■ INPUT DATA:
..........

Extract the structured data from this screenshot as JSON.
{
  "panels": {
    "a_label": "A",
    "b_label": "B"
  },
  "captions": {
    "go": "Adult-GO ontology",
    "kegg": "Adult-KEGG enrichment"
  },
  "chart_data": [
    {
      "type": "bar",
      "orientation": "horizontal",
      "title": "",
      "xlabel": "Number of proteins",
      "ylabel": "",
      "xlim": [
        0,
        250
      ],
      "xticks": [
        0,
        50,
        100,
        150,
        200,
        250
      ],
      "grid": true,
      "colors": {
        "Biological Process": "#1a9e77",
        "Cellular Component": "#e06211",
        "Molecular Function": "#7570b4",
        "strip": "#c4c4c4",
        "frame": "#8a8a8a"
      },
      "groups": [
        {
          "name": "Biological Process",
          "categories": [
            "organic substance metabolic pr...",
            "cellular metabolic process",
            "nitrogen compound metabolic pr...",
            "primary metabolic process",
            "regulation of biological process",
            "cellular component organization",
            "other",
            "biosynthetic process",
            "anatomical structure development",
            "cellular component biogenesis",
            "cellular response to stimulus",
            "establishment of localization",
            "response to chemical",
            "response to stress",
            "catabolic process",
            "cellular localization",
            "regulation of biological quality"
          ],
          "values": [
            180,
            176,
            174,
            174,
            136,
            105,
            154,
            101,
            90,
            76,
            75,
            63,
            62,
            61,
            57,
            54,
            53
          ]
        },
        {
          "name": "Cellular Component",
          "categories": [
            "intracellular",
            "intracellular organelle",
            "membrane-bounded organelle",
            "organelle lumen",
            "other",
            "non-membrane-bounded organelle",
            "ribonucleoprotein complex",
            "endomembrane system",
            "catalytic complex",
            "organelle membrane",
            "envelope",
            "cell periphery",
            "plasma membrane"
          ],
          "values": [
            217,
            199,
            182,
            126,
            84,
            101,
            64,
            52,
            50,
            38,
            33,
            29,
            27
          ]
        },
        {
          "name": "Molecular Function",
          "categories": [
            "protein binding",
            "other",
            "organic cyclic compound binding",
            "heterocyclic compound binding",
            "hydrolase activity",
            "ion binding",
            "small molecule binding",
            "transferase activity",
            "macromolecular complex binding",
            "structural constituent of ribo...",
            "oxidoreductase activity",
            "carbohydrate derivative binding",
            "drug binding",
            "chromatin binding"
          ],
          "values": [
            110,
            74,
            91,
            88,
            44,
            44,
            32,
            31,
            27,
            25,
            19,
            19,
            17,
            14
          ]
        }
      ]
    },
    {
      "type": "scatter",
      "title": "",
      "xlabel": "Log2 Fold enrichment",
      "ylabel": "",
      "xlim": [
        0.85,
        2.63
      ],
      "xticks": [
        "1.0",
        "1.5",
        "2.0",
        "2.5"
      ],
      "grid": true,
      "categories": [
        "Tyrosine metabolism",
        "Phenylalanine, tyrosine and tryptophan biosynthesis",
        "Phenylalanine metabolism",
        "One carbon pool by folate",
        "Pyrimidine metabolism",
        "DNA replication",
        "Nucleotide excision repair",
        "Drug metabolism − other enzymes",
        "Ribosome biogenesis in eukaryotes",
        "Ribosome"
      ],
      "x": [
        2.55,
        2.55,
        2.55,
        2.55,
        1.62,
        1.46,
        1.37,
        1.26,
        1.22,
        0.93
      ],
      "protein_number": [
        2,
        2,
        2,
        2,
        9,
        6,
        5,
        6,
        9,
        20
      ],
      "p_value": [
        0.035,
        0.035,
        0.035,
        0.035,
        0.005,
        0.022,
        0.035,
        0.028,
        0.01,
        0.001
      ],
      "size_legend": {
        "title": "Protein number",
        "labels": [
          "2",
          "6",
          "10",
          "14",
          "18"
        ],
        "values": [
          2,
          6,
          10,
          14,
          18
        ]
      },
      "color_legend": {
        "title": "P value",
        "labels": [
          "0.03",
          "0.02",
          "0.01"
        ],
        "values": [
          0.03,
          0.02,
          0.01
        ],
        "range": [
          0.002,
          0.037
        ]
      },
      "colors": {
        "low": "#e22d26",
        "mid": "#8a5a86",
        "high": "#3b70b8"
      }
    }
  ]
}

..........

■ ABOUT THIS EXERCISE: Reproduce each record exactly as written above.

■ WRITTEN SOLUTION:
Extract the structured data from this screenshot as JSON.
{
  "panels": {
    "a_label": "A",
    "b_label": "B"
  },
  "captions": {
    "go": "Adult-GO ontology",
    "kegg": "Adult-KEGG enrichment"
  },
  "chart_data": [
    {
      "type": "bar",
      "orientation": "horizontal",
      "title": "",
      "xlabel": "Number of proteins",
      "ylabel": "",
      "xlim": [
        0,
        250
      ],
      "xticks": [
        0,
        50,
        100,
        150,
        200,
        250
      ],
      "grid": true,
      "colors": {
        "Biological Process": "#1a9e77",
        "Cellular Component": "#e06211",
        "Molecular Function": "#7570b4",
        "strip": "#c4c4c4",
        "frame": "#8a8a8a"
      },
      "groups": [
        {
          "name": "Biological Process",
          "categories": [
            "organic substance metabolic pr...",
            "cellular metabolic process",
            "nitrogen compound metabolic pr...",
            "primary metabolic process",
            "regulation of biological process",
            "cellular component organization",
            "other",
            "biosynthetic process",
            "anatomical structure development",
            "cellular component biogenesis",
            "cellular response to stimulus",
            "establishment of localization",
            "response to chemical",
            "response to stress",
            "catabolic process",
            "cellular localization",
            "regulation of biological quality"
          ],
          "values": [
            180,
            176,
            174,
            174,
            136,
            105,
            154,
            101,
            90,
            76,
            75,
            63,
            62,
            61,
            57,
            54,
            53
          ]
        },
        {
          "name": "Cellular Component",
          "categories": [
            "intracellular",
            "intracellular organelle",
            "membrane-bounded organelle",
            "organelle lumen",
            "other",
            "non-membrane-bounded organelle",
            "ribonucleoprotein complex",
            "endomembrane system",
            "catalytic complex",
            "organelle membrane",
            "envelope",
            "cell periphery",
            "plasma membrane"
          ],
          "values": [
            217,
            199,
            182,
            126,
            84,
            101,
            64,
            52,
            50,
            38,
            33,
            29,
            27
          ]
        },
        {
          "name": "Molecular Function",
          "categories": [
            "protein binding",
            "other",
            "organic cyclic compound binding",
            "heterocyclic compound binding",
            "hydrolase activity",
            "ion binding",
            "small molecule binding",
            "transferase activity",
            "macromolecular complex binding",
            "structural constituent of ribo...",
            "oxidoreductase activity",
            "carbohydrate derivative binding",
            "drug binding",
            "chromatin binding"
          ],
          "values": [
            110,
            74,
            91,
            88,
            44,
            44,
            32,
            31,
            27,
            25,
            19,
            19,
            17,
            14
          ]
        }
      ]
    },
    {
      "type": "scatter",
      "title": "",
      "xlabel": "Log2 Fold enrichment",
      "ylabel": "",
      "xlim": [
        0.85,
        2.63
      ],
      "xticks": [
        "1.0",
        "1.5",
        "2.0",
        "2.5"
      ],
      "grid": true,
      "categories": [
        "Tyrosine metabolism",
        "Phenylalanine, tyrosine and tryptophan biosynthesis",
        "Phenylalanine metabolism",
        "One carbon pool by folate",
        "Pyrimidine metabolism",
        "DNA replication",
        "Nucleotide excision repair",
        "Drug metabolism − other enzymes",
        "Ribosome biogenesis in eukaryotes",
        "Ribosome"
      ],
      "x": [
        2.55,
        2.55,
        2.55,
        2.55,
        1.62,
        1.46,
        1.37,
        1.26,
        1.22,
        0.93
      ],
      "protein_number": [
        2,
        2,
        2,
        2,
        9,
        6,
        5,
        6,
        9,
        20
      ],
      "p_value": [
        0.035,
        0.035,
        0.035,
        0.035,
        0.005,
        0.022,
        0.035,
        0.028,
        0.01,
        0.001
      ],
      "size_legend": {
        "title": "Protein number",
        "labels": [
          "2",
          "6",
          "10",
          "14",
          "18"
        ],
        "values": [
          2,
          6,
          10,
          14,
          18
        ]
      },
      "color_legend": {
        "title": "P value",
        "labels": [
          "0.03",
          "0.02",
          "0.01"
        ],
        "values": [
          0.03,
          0.02,
          0.01
        ],
        "range": [
          0.002,
          0.037
        ]
      },
      "colors": {
        "low": "#e22d26",
        "mid": "#8a5a86",
        "high": "#3b70b8"
      }
    }
  ]
}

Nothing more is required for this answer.